──────── Recorded data ────────
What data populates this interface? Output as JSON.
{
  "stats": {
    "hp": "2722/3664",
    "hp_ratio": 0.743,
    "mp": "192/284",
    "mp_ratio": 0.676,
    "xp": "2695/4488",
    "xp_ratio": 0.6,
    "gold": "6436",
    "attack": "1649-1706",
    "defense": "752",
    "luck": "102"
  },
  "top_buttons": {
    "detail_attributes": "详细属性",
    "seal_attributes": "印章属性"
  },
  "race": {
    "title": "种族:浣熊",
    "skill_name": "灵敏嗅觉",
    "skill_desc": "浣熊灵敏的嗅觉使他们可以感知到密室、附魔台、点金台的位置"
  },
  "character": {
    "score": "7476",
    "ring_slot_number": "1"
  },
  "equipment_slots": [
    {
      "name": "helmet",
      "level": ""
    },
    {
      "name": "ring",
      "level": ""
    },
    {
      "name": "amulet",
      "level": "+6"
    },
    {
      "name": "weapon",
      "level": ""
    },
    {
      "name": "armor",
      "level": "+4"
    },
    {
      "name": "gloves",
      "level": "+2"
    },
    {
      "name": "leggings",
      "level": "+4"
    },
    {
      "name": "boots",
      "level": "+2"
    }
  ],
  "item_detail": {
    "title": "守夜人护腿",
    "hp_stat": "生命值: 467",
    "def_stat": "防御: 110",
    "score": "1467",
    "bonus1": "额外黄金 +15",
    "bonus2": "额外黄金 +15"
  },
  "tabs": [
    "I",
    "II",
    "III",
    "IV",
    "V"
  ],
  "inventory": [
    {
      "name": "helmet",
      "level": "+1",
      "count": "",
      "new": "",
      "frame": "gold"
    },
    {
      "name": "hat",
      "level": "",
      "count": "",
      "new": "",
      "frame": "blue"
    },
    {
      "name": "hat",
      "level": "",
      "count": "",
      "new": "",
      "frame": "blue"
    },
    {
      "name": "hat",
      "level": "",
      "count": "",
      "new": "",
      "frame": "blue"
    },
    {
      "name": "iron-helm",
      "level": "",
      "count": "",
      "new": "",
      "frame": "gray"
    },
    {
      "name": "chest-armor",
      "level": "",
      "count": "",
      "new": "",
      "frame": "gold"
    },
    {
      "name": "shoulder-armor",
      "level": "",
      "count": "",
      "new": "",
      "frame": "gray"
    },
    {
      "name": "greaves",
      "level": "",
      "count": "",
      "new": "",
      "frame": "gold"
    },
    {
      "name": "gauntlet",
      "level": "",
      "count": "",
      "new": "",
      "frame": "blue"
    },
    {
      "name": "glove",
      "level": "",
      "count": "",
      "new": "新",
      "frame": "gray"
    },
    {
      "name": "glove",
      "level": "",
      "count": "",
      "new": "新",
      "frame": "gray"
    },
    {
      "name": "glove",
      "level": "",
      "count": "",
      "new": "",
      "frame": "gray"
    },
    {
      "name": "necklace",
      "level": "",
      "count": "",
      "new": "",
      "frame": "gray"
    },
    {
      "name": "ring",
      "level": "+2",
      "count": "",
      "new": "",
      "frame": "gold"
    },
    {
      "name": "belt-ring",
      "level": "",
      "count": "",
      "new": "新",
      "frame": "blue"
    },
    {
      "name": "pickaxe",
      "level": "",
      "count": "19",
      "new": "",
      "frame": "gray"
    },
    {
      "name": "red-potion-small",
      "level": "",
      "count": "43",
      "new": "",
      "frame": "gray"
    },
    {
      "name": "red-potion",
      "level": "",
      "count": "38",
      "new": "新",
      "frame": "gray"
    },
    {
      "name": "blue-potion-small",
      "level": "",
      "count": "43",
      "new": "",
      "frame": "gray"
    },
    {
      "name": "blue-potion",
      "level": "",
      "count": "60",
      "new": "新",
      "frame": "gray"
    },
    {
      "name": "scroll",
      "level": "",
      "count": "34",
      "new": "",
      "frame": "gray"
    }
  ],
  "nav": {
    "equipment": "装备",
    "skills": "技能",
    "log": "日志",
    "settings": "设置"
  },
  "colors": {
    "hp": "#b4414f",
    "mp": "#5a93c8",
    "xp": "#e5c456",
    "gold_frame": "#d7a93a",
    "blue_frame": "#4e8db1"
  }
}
────────
Exercise:
Transcribe every entry verbatim.

In response:
What data populates this interface? Output as JSON.
{
  "stats": {
    "hp": "2722/3664",
    "hp_ratio": 0.743,
    "mp": "192/284",
    "mp_ratio": 0.676,
    "xp": "2695/4488",
    "xp_ratio": 0.6,
    "gold": "6436",
    "attack": "1649-1706",
    "defense": "752",
    "luck": "102"
  },
  "top_buttons": {
    "detail_attributes": "详细属性",
    "seal_attributes": "印章属性"
  },
  "race": {
    "title": "种族:浣熊",
    "skill_name": "灵敏嗅觉",
    "skill_desc": "浣熊灵敏的嗅觉使他们可以感知到密室、附魔台、点金台的位置"
  },
  "character": {
    "score": "7476",
    "ring_slot_number": "1"
  },
  "equipment_slots": [
    {
      "name": "helmet",
      "level": ""
    },
    {
      "name": "ring",
      "level": ""
    },
    {
      "name": "amulet",
      "level": "+6"
    },
    {
      "name": "weapon",
      "level": ""
    },
    {
      "name": "armor",
      "level": "+4"
    },
    {
      "name": "gloves",
      "level": "+2"
    },
    {
      "name": "leggings",
      "level": "+4"
    },
    {
      "name": "boots",
      "level": "+2"
    }
  ],
  "item_detail": {
    "title": "守夜人护腿",
    "hp_stat": "生命值: 467",
    "def_stat": "防御: 110",
    "score": "1467",
    "bonus1": "额外黄金 +15",
    "bonus2": "额外黄金 +15"
  },
  "tabs": [
    "I",
    "II",
    "III",
    "IV",
    "V"
  ],
  "inventory": [
    {
      "name": "helmet",
      "level": "+1",
      "count": "",
      "new": "",
      "frame": "gold"
    },
    {
      "name": "hat",
      "level": "",
      "count": "",
      "new": "",
      "frame": "blue"
    },
    {
      "name": "hat",
      "level": "",
      "count": "",
      "new": "",
      "frame": "blue"
    },
    {
      "name": "hat",
      "level": "",
      "count": "",
      "new": "",
      "frame": "blue"
    },
    {
      "name": "iron-helm",
      "level": "",
      "count": "",
      "new": "",
      "frame": "gray"
    },
    {
      "name": "chest-armor",
      "level": "",
      "count": "",
      "new": "",
      "frame": "gold"
    },
    {
      "name": "shoulder-armor",
      "level": "",
      "count": "",
      "new": "",
      "frame": "gray"
    },
    {
      "name": "greaves",
      "level": "",
      "count": "",
      "new": "",
      "frame": "gold"
    },
    {
      "name": "gauntlet",
      "level": "",
      "count": "",
      "new": "",
      "frame": "blue"
    },
    {
      "name": "glove",
      "level": "",
      "count": "",
      "new": "新",
      "frame": "gray"
    },
    {
      "name": "glove",
      "level": "",
      "count": "",
      "new": "新",
      "frame": "gray"
    },
    {
      "name": "glove",
      "level": "",
      "count": "",
      "new": "",
      "frame": "gray"
    },
    {
      "name": "necklace",
      "level": "",
      "count": "",
      "new": "",
      "frame": "gray"
    },
    {
      "name": "ring",
      "level": "+2",
      "count": "",
      "new": "",
      "frame": "gold"
    },
    {
      "name": "belt-ring",
      "level": "",
      "count": "",
      "new": "新",
      "frame": "blue"
    },
    {
      "name": "pickaxe",
      "level": "",
      "count": "19",
      "new": "",
      "frame": "gray"
    },
    {
      "name": "red-potion-small",
      "level": "",
      "count": "43",
      "new": "",
      "frame": "gray"
    },
    {
      "name": "red-potion",
      "level": "",
      "count": "38",
      "new": "新",
      "frame": "gray"
    },
    {
      "name": "blue-potion-small",
      "level": "",
      "count": "43",
      "new": "",
      "frame": "gray"
    },
    {
      "name": "blue-potion",
      "level": "",
      "count": "60",
      "new": "新",
      "frame": "gray"
    },
    {
      "name": "scroll",
      "level": "",
      "count": "34",
      "new": "",
      "frame": "gray"
    }
  ],
  "nav": {
    "equipment": "装备",
    "skills": "技能",
    "log": "日志",
    "settings": "设置"
  },
  "colors": {
    "hp": "#b4414f",
    "mp": "#5a93c8",
    "xp": "#e5c456",
    "gold_frame": "#d7a93a",
    "blue_frame": "#4e8db1"
  }
}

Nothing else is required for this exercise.